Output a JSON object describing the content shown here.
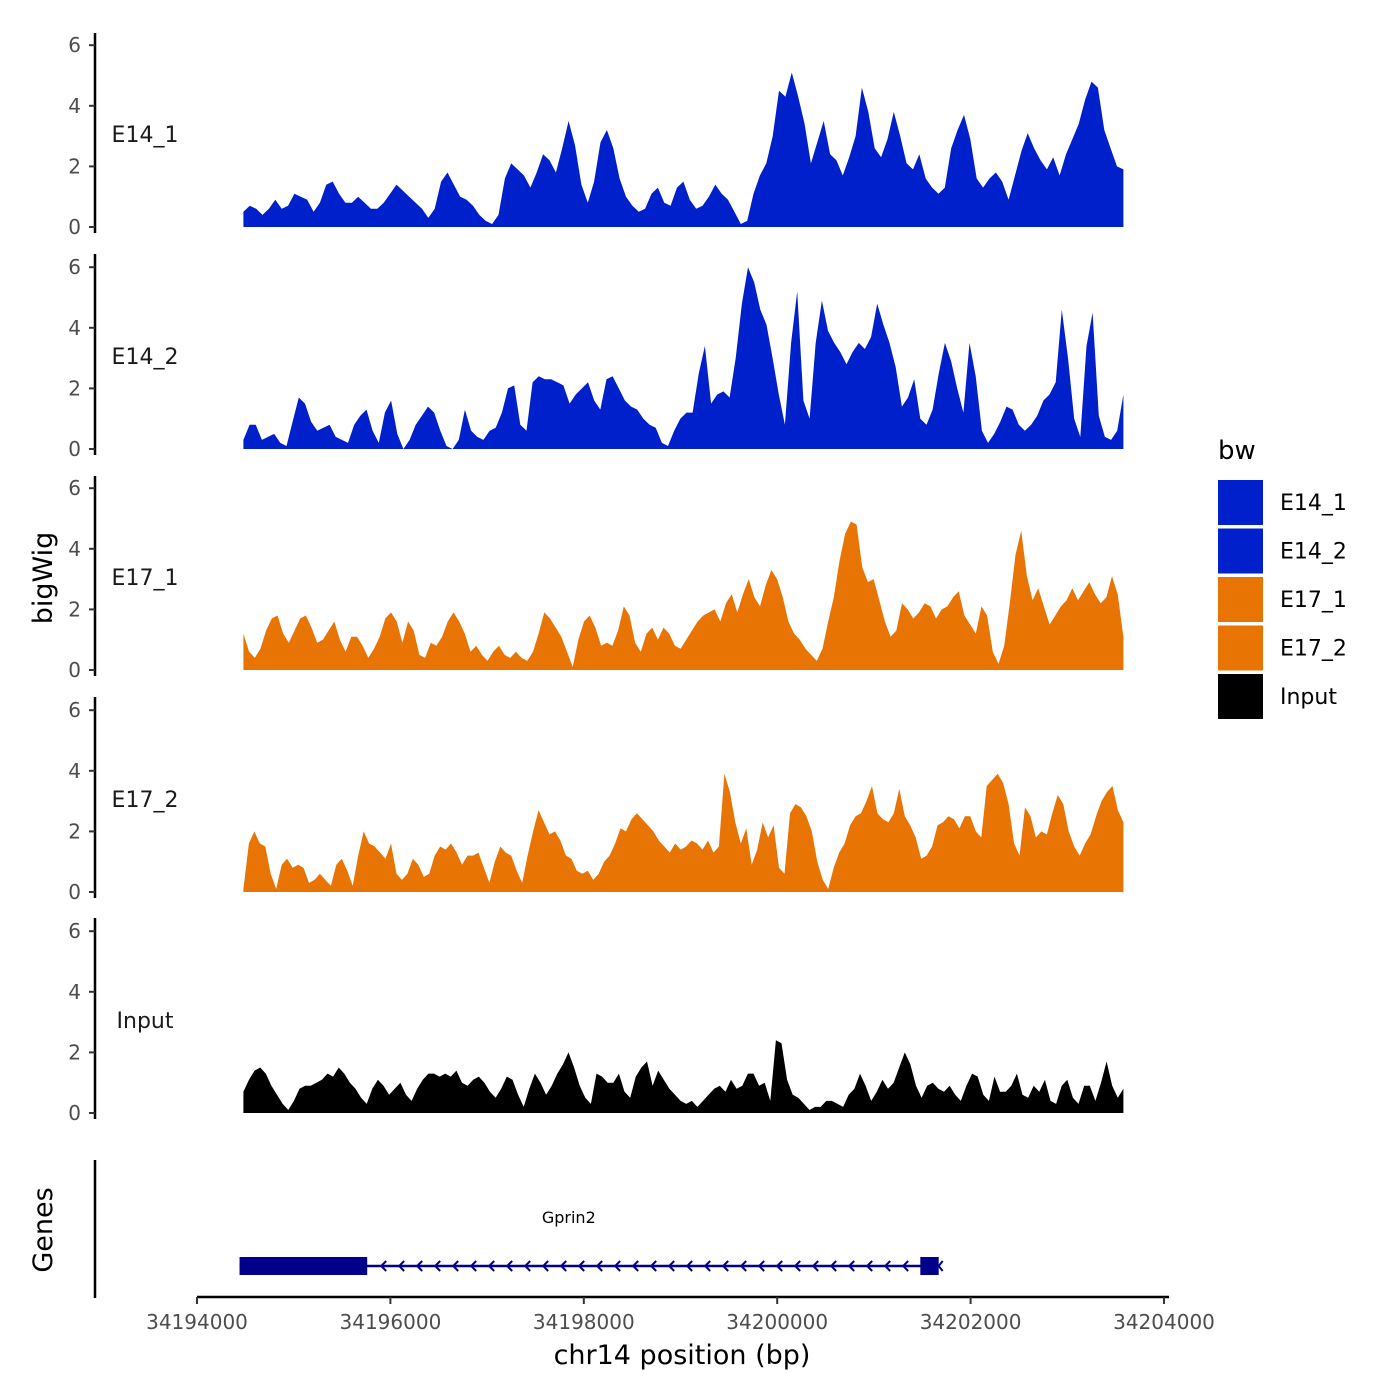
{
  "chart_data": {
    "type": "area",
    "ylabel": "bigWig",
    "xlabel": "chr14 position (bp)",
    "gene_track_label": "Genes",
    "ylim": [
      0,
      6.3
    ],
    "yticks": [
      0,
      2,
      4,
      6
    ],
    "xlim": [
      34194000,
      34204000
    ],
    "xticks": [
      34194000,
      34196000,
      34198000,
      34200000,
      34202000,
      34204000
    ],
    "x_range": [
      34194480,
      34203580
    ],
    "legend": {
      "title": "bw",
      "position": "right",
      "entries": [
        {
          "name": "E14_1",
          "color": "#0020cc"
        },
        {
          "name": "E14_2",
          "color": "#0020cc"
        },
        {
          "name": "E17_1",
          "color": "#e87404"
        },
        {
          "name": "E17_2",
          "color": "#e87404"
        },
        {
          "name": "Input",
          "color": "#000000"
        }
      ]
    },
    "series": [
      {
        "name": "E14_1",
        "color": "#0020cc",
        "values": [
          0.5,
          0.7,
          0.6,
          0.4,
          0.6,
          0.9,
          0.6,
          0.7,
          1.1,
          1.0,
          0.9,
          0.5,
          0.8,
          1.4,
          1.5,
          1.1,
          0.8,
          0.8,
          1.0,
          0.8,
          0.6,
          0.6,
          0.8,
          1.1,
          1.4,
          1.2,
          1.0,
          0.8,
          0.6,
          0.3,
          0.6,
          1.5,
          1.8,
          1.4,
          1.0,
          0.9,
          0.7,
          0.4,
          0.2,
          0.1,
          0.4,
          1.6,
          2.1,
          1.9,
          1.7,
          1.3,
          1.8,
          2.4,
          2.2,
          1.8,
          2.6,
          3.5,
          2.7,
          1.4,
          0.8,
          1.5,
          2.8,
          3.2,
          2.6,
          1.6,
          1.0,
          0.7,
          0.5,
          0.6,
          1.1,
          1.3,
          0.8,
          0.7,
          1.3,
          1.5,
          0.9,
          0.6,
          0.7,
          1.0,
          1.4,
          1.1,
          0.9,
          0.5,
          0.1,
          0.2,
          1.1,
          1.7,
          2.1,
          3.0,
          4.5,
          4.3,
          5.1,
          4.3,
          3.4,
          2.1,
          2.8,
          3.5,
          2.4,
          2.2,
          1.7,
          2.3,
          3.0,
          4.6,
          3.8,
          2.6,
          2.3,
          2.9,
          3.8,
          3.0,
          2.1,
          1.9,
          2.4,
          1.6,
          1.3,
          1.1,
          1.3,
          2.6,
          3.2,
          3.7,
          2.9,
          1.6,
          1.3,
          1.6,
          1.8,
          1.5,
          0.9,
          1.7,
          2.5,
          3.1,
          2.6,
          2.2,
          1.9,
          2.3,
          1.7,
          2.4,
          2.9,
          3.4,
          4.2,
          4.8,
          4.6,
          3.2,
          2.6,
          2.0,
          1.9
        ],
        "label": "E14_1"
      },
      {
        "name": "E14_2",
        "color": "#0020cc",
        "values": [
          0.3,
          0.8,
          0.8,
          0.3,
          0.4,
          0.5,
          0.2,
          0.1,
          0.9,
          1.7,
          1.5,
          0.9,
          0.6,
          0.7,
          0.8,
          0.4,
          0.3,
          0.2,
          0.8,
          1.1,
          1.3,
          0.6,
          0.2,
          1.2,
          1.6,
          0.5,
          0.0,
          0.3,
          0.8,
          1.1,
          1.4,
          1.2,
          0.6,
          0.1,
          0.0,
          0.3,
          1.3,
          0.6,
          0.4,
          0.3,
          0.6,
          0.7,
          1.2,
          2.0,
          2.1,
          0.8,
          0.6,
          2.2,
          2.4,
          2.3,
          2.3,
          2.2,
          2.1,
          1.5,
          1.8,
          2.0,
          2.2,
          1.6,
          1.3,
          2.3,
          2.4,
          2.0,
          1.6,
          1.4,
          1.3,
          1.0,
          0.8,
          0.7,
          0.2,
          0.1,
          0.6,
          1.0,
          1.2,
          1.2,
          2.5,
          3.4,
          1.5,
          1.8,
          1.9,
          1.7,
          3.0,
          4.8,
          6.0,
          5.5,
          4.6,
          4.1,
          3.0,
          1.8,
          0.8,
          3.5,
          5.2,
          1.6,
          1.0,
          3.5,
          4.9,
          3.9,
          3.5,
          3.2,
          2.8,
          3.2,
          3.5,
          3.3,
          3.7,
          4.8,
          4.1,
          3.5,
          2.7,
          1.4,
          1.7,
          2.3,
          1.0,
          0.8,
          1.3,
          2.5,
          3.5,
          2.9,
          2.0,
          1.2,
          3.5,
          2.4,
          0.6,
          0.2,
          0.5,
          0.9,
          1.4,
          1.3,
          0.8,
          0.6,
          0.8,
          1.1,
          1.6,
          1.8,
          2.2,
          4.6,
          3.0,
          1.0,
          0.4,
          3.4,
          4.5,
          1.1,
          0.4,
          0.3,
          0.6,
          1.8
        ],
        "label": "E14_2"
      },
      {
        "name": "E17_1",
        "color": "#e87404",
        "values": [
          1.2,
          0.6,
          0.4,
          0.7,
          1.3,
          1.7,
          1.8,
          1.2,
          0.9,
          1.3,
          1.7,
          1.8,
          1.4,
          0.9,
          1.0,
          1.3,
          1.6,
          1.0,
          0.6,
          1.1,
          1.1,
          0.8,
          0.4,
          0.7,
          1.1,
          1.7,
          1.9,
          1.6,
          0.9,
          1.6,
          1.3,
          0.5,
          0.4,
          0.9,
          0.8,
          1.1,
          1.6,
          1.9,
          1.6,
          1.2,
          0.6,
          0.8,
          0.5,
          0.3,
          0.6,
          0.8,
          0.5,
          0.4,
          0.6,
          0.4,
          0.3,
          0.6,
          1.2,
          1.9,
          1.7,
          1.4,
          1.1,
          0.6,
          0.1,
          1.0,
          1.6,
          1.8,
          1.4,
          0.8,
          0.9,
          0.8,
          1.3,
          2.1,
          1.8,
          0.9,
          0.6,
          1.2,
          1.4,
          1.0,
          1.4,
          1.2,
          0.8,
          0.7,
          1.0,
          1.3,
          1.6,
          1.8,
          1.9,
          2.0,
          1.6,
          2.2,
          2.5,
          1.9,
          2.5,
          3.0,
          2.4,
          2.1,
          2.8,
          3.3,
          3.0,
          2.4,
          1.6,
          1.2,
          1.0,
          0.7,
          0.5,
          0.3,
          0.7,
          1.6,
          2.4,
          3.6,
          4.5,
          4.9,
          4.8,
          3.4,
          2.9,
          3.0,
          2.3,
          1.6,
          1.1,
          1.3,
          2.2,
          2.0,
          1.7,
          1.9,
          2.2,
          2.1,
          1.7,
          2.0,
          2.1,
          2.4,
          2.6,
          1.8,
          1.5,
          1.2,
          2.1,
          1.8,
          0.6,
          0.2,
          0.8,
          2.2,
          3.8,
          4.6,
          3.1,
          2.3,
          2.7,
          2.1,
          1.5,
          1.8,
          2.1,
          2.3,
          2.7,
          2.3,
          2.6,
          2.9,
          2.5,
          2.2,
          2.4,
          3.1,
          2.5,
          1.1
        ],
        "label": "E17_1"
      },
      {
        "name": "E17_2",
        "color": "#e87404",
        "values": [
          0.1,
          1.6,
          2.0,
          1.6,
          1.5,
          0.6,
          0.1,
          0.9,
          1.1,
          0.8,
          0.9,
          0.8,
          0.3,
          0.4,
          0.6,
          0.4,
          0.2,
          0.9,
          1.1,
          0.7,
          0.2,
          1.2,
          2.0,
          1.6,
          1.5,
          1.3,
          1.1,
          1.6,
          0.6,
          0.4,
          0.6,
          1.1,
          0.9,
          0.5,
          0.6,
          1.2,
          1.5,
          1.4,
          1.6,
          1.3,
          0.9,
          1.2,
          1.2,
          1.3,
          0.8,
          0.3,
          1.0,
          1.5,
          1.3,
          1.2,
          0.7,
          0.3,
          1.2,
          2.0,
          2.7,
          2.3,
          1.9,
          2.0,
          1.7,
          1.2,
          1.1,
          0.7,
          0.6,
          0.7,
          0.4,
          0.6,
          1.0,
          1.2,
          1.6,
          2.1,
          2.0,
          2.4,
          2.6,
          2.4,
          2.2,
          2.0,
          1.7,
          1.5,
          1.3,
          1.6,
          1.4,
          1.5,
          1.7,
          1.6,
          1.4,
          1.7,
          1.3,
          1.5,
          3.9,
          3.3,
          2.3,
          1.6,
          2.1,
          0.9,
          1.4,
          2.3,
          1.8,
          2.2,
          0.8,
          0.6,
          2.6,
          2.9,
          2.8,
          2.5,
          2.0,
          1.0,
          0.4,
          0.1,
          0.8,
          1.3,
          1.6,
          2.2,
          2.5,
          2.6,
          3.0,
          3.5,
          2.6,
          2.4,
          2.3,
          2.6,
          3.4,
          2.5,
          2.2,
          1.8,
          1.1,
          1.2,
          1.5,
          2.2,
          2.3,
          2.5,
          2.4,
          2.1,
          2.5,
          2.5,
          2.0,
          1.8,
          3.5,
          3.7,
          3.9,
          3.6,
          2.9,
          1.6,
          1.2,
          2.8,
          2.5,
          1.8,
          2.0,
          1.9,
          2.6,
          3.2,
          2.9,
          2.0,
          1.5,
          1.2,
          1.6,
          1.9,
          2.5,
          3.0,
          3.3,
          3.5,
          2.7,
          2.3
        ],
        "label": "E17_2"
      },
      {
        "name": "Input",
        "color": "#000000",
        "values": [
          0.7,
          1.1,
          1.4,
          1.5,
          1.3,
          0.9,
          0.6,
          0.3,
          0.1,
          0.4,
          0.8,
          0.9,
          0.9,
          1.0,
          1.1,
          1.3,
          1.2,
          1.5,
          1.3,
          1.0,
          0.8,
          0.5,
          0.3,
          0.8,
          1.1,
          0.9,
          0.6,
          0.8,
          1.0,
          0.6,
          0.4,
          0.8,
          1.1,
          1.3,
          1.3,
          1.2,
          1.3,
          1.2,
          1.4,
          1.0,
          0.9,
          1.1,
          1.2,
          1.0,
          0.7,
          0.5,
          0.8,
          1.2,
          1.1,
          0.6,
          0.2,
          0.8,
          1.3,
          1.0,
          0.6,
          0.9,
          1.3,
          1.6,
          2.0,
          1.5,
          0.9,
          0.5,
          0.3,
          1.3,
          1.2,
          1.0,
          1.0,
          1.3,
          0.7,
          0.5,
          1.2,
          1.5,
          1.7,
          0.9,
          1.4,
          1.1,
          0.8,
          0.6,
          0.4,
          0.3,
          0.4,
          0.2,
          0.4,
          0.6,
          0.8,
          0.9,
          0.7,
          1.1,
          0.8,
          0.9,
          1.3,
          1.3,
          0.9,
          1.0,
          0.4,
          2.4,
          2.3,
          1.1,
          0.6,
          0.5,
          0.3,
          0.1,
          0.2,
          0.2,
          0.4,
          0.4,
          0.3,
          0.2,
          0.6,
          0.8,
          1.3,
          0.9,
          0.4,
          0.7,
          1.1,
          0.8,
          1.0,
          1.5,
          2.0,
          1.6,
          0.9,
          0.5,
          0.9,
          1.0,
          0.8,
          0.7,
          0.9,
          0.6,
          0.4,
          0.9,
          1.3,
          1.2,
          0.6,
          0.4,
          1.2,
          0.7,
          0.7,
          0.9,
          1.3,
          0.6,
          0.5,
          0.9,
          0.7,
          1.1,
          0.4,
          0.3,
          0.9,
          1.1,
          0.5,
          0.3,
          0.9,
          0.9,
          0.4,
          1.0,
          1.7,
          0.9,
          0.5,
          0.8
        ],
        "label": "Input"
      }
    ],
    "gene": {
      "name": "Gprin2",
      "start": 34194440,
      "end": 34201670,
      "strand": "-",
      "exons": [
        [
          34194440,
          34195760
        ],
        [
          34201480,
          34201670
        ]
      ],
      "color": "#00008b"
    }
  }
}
# # #
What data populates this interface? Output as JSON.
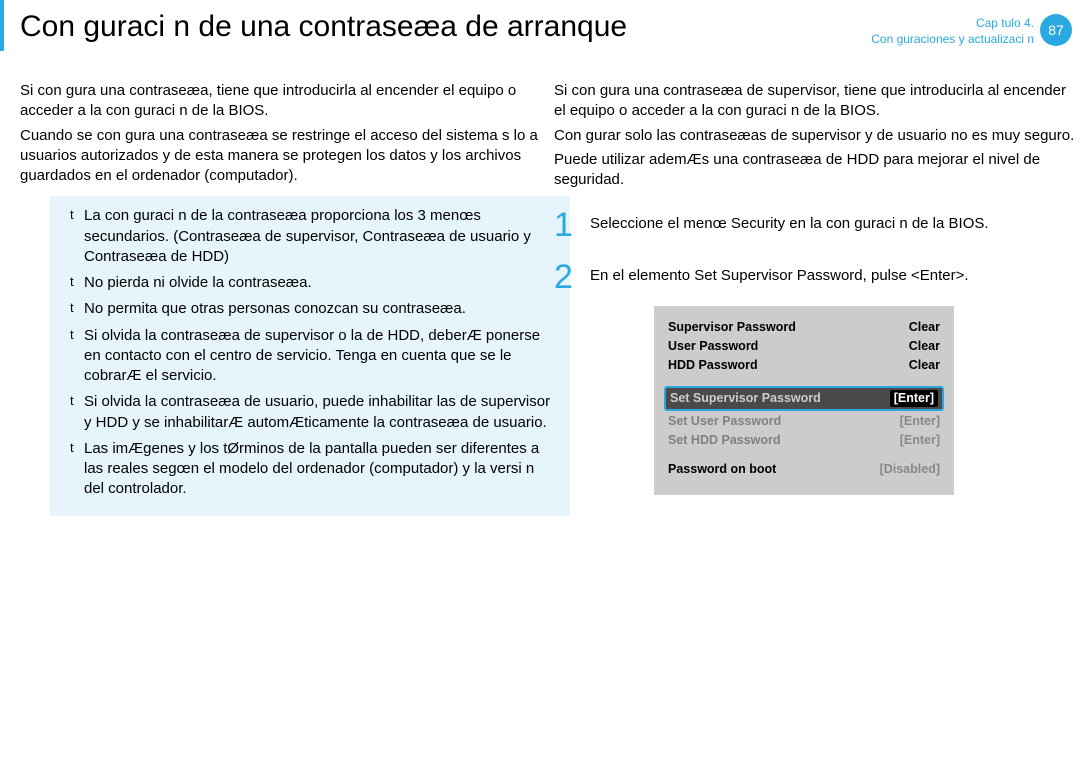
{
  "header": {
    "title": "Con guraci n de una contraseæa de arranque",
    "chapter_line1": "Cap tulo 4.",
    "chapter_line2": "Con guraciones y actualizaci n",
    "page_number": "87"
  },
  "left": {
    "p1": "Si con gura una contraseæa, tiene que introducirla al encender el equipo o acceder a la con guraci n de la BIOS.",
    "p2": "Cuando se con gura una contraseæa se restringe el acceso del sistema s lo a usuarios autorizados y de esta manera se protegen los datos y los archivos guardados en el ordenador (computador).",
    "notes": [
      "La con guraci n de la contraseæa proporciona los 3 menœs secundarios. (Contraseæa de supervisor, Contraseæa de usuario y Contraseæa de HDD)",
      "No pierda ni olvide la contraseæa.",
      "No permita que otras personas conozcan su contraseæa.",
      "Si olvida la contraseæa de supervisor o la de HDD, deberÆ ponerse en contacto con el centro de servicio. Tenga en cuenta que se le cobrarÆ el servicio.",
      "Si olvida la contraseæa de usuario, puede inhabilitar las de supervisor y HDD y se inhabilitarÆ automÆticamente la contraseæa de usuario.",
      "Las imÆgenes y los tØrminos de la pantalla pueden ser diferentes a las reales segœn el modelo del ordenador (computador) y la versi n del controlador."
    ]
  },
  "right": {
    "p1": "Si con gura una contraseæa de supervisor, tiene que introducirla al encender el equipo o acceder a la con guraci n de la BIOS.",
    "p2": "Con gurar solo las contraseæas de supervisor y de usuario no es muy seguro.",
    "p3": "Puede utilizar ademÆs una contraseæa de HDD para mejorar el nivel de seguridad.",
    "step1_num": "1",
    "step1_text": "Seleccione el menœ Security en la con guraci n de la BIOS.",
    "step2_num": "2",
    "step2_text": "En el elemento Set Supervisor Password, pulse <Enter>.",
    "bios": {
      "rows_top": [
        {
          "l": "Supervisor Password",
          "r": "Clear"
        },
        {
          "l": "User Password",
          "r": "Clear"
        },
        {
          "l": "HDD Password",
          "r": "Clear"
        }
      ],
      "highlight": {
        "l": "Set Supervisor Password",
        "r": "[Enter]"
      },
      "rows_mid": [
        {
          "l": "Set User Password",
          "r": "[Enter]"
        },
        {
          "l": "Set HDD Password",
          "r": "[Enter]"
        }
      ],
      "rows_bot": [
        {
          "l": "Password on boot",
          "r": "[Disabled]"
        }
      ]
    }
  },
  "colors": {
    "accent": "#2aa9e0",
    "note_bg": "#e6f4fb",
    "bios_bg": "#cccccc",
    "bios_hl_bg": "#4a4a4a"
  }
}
# # #
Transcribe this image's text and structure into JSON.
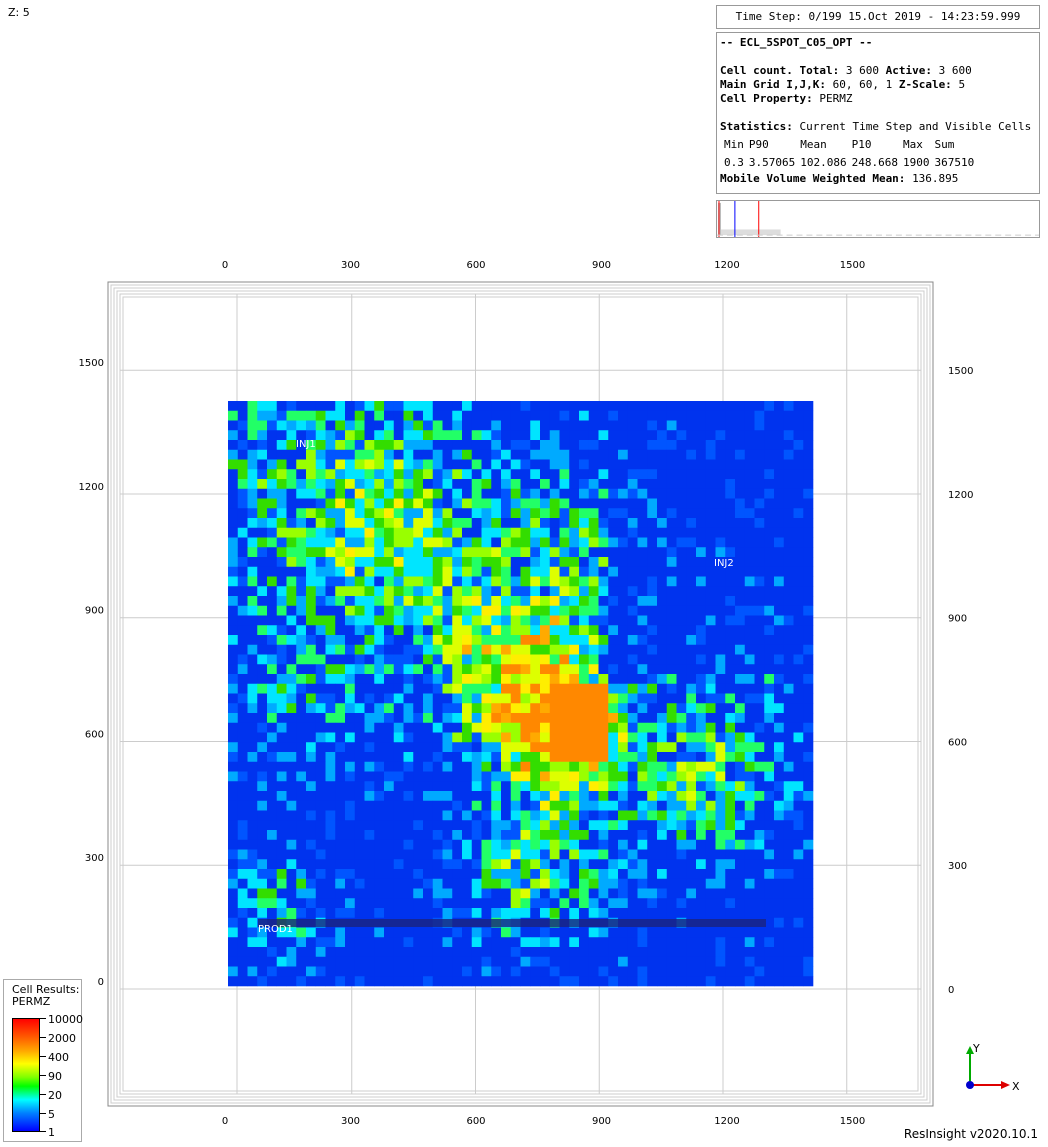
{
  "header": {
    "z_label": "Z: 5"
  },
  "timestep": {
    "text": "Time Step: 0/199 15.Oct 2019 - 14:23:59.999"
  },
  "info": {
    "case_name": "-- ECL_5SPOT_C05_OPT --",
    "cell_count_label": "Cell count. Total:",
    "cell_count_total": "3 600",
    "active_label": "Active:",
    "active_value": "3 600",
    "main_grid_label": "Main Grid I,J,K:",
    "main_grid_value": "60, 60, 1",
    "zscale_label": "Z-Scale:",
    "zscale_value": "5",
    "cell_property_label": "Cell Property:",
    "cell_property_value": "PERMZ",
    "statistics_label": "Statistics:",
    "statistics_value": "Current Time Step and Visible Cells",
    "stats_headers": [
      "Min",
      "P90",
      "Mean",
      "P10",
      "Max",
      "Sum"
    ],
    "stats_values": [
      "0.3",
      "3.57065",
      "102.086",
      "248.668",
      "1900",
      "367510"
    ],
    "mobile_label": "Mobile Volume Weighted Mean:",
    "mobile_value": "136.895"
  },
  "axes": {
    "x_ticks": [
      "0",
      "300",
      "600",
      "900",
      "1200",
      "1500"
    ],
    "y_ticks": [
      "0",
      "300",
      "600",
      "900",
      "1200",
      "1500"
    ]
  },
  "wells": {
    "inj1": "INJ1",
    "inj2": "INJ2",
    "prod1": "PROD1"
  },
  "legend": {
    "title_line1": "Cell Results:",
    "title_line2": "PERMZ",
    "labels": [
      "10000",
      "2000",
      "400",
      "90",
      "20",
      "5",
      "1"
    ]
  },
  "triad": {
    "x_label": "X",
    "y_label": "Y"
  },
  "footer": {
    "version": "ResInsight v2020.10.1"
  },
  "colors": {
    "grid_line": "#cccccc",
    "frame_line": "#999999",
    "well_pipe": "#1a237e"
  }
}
# # #
**YOUR GOAL:** On how many lines of the material does the word "introducirla" appear? Reply with the number alone.

**RESULT OF THE TASK:** 2